_EXERCISE INSTRUCTIONS:_ Locate every line in the material below that has the word "района". Copy each of those lines.

_DATASET:_
◆ ◆ ◆ ◆
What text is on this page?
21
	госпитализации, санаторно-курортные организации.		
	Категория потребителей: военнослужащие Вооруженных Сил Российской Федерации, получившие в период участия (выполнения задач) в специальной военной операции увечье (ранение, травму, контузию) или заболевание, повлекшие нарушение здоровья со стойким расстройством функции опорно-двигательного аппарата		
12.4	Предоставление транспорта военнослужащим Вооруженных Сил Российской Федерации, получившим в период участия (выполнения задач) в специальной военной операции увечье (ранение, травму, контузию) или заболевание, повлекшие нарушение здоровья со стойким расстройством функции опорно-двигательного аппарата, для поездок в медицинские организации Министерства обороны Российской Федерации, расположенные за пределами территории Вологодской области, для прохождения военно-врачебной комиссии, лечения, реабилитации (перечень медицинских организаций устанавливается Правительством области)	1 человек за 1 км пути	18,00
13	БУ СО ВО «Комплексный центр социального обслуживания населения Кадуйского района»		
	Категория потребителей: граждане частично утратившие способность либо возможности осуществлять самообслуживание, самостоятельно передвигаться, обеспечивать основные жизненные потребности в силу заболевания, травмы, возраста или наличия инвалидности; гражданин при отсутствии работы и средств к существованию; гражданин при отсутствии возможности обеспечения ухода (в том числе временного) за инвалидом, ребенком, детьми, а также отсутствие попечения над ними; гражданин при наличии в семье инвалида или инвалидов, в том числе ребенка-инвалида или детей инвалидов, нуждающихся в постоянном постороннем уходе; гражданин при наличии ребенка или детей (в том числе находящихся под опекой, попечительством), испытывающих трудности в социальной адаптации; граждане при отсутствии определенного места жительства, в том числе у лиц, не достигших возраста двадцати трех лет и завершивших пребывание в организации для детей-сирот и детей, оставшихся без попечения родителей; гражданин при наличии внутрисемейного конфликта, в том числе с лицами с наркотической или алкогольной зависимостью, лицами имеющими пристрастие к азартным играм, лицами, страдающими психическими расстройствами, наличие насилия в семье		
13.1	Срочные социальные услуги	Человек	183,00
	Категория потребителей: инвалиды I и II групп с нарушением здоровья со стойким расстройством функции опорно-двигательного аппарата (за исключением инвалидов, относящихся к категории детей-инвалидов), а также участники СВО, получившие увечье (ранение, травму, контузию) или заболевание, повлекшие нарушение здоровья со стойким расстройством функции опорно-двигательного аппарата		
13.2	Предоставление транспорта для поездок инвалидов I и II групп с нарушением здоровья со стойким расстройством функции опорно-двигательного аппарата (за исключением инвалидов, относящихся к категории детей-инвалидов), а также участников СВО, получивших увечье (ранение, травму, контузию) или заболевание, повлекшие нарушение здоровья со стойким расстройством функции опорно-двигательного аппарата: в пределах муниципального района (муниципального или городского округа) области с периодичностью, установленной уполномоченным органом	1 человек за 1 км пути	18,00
◆ ◆ ◆ ◆
_OUTPUT:_
13	БУ СО ВО «Комплексный центр социального обслуживания населения Кадуйского района»		
13.2	Предоставление транспорта для поездок инвалидов I и II групп с нарушением здоровья со стойким расстройством функции опорно-двигательного аппарата (за исключением инвалидов, относящихся к категории детей-инвалидов), а также участников СВО, получивших увечье (ранение, травму, контузию) или заболевание, повлекшие нарушение здоровья со стойким расстройством функции опорно-двигательного аппарата: в пределах муниципального района (муниципального или городского округа) области с периодичностью, установленной уполномоченным органом	1 человек за 1 км пути	18,00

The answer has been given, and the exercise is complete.